## Begin Input

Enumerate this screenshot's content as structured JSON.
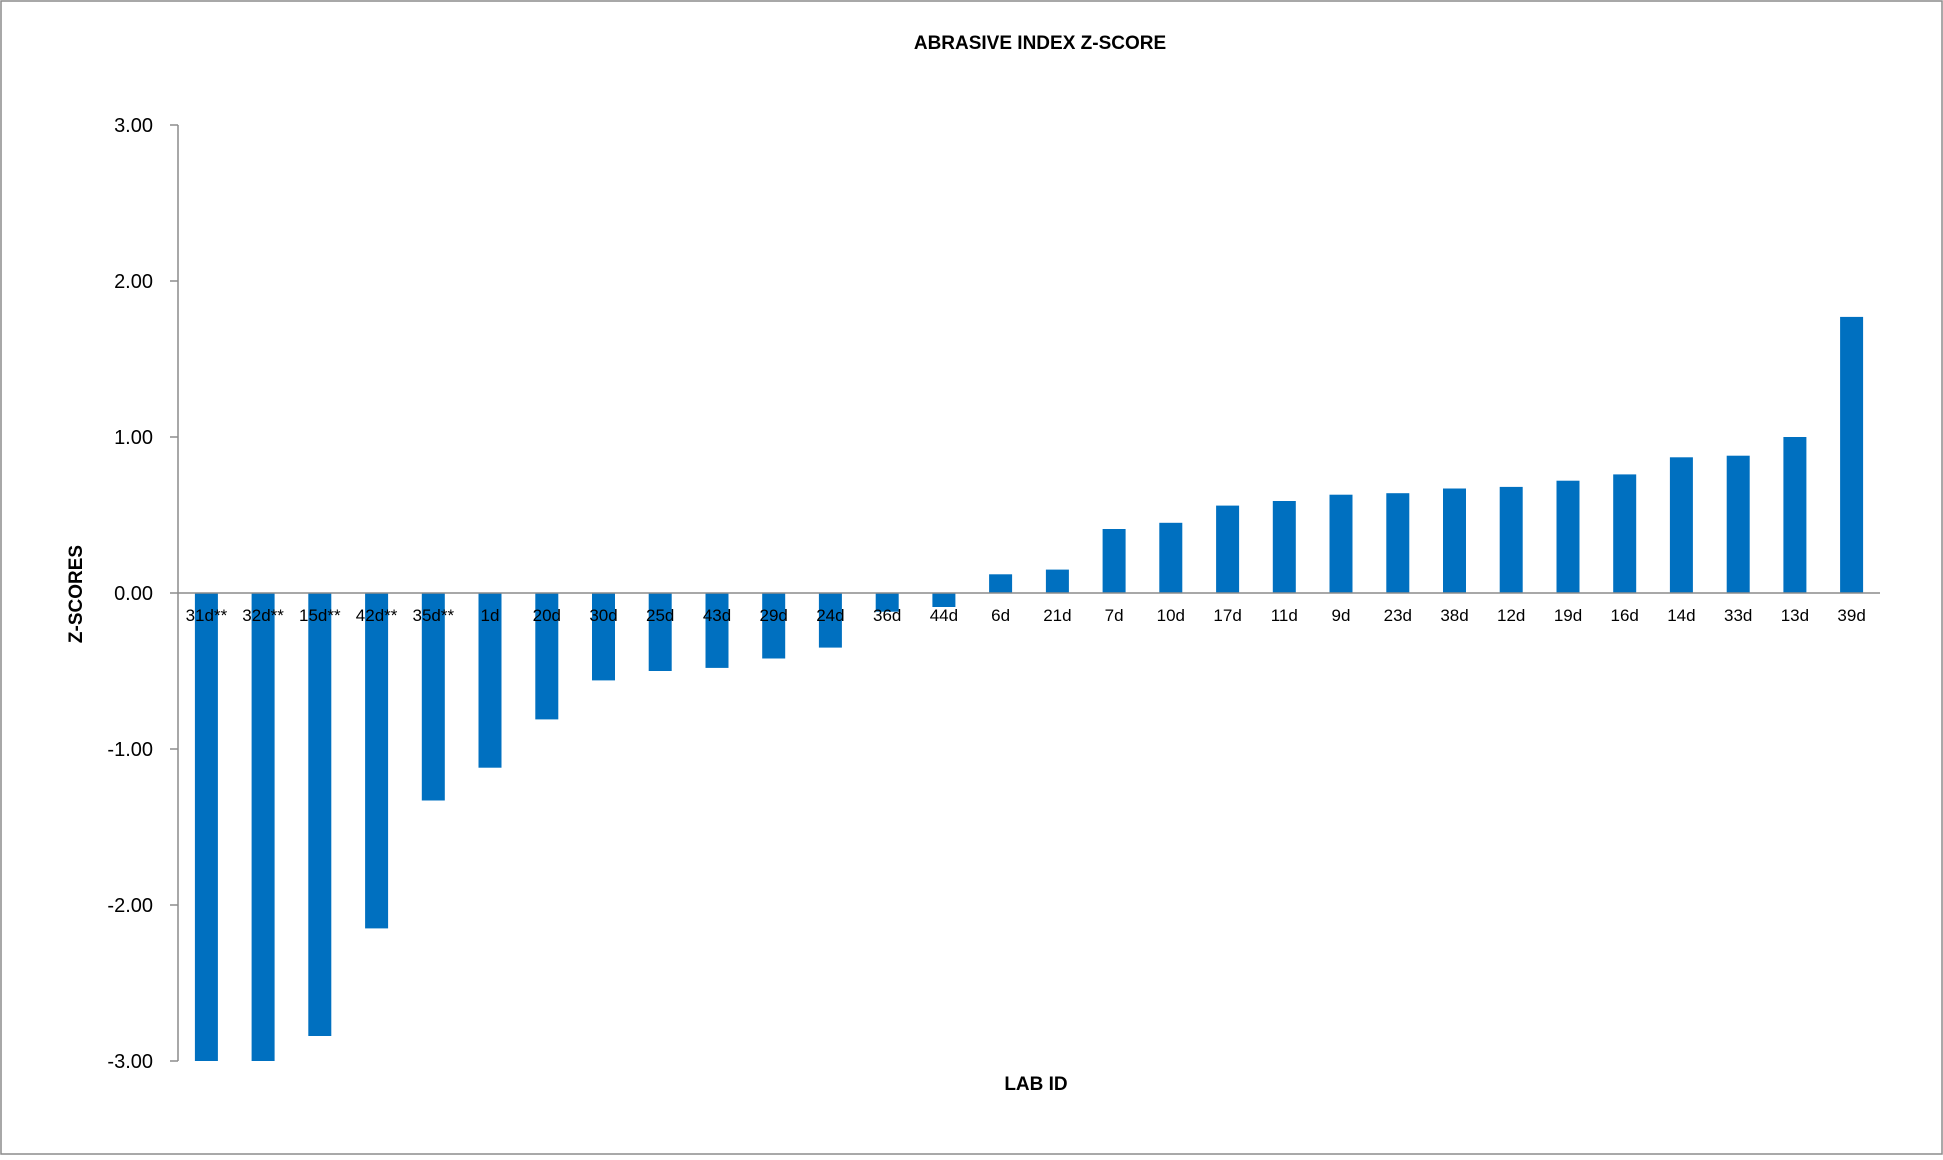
{
  "chart_data": {
    "type": "bar",
    "title": "ABRASIVE INDEX Z-SCORE",
    "xlabel": "LAB ID",
    "ylabel": "Z-SCORES",
    "ylim": [
      -3,
      3
    ],
    "yticks": [
      "3.00",
      "2.00",
      "1.00",
      "0.00",
      "-1.00",
      "-2.00",
      "-3.00"
    ],
    "ytick_values": [
      3,
      2,
      1,
      0,
      -1,
      -2,
      -3
    ],
    "grid": false,
    "legend": "none",
    "bar_color": "#0070C0",
    "categories": [
      "31d**",
      "32d**",
      "15d**",
      "42d**",
      "35d**",
      "1d",
      "20d",
      "30d",
      "25d",
      "43d",
      "29d",
      "24d",
      "36d",
      "44d",
      "6d",
      "21d",
      "7d",
      "10d",
      "17d",
      "11d",
      "9d",
      "23d",
      "38d",
      "12d",
      "19d",
      "16d",
      "14d",
      "33d",
      "13d",
      "39d"
    ],
    "values": [
      -3.0,
      -3.0,
      -2.84,
      -2.15,
      -1.33,
      -1.12,
      -0.81,
      -0.56,
      -0.5,
      -0.48,
      -0.42,
      -0.35,
      -0.12,
      -0.09,
      0.12,
      0.15,
      0.41,
      0.45,
      0.56,
      0.59,
      0.63,
      0.64,
      0.67,
      0.68,
      0.72,
      0.76,
      0.87,
      0.88,
      1.0,
      1.77
    ]
  }
}
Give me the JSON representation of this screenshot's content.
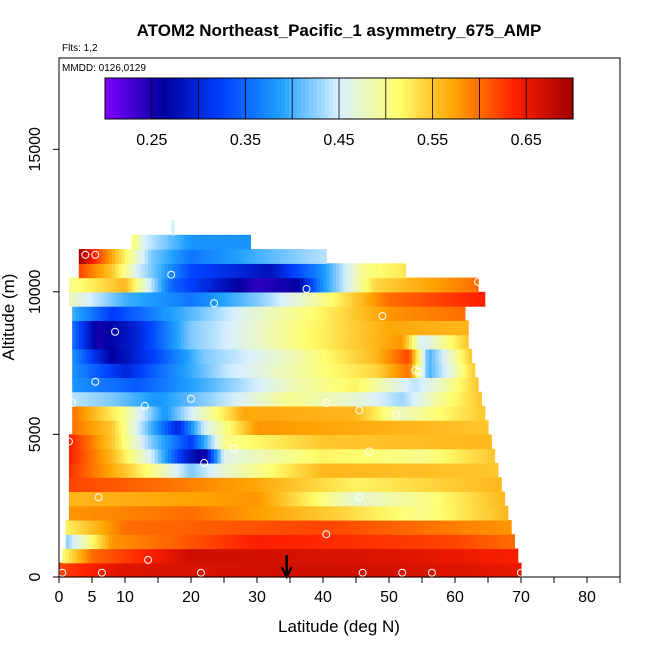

## End Input

### Your objective:
Which lines include the word "this"? Copy every one of them.

### Solution to the exercise:
Enumerate this screenshot's content as structured JSON.
Give me the JSON representation of this screenshot's content.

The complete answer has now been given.